■ Problem requirements: Print every line of the data below that contains the string "label", treating uppercase and lowercase letters as distinct.

___ Given data

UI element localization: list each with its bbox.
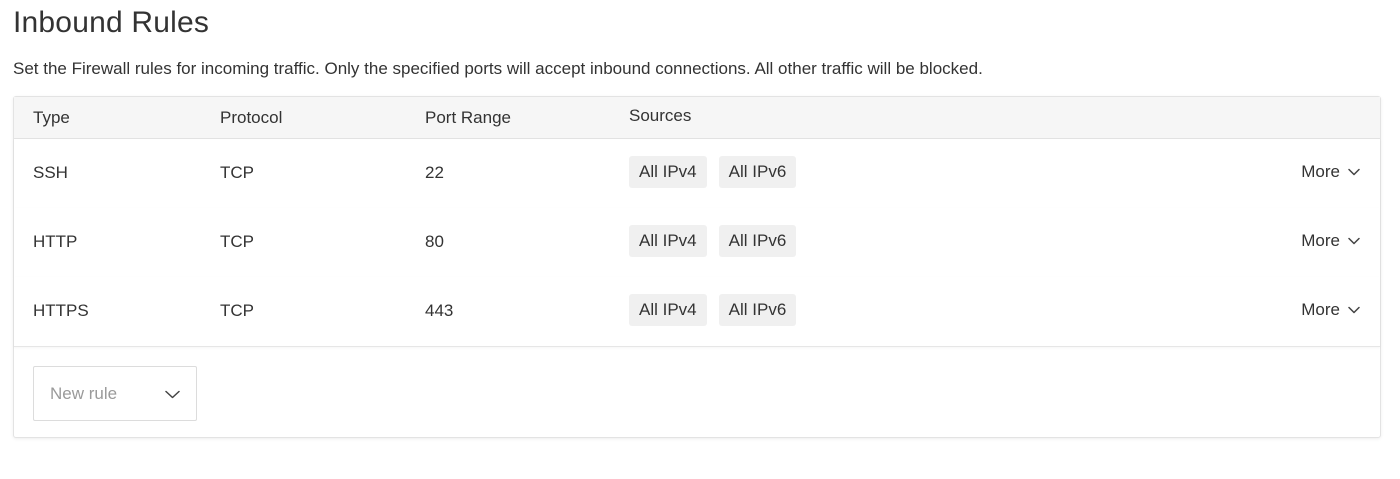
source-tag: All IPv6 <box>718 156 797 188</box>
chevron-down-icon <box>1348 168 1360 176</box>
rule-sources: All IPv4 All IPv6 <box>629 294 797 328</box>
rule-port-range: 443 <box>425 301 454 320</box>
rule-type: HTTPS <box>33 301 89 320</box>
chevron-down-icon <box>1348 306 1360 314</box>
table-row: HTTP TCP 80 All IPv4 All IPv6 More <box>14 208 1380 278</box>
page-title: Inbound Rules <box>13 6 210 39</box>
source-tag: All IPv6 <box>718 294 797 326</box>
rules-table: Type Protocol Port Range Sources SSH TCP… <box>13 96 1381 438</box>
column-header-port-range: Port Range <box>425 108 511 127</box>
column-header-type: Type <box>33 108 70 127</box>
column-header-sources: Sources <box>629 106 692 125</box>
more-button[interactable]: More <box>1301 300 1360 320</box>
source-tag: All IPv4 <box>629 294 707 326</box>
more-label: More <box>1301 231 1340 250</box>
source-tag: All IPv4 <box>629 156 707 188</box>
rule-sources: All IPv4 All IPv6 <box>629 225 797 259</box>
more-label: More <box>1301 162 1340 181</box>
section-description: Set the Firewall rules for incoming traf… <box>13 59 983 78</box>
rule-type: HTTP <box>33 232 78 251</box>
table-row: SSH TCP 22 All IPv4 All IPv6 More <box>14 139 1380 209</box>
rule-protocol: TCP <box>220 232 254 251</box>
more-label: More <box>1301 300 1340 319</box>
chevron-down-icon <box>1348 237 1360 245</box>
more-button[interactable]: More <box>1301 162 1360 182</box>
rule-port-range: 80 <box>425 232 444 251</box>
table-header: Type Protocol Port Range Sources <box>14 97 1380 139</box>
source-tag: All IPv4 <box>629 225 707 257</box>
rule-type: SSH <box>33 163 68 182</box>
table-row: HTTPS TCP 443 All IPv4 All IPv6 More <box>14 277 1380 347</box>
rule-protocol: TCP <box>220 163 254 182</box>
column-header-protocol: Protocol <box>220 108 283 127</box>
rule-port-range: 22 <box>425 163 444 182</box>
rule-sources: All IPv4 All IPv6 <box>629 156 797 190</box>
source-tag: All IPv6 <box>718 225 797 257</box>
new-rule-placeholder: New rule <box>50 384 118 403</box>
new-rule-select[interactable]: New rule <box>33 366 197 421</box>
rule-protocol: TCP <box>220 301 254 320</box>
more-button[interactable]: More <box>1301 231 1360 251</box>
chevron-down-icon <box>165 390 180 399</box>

______

■ Complete answer:
more-label: More <box>1301 231 1340 250</box>
more-label: More <box>1301 162 1340 181</box>
more-label: More <box>1301 300 1340 319</box>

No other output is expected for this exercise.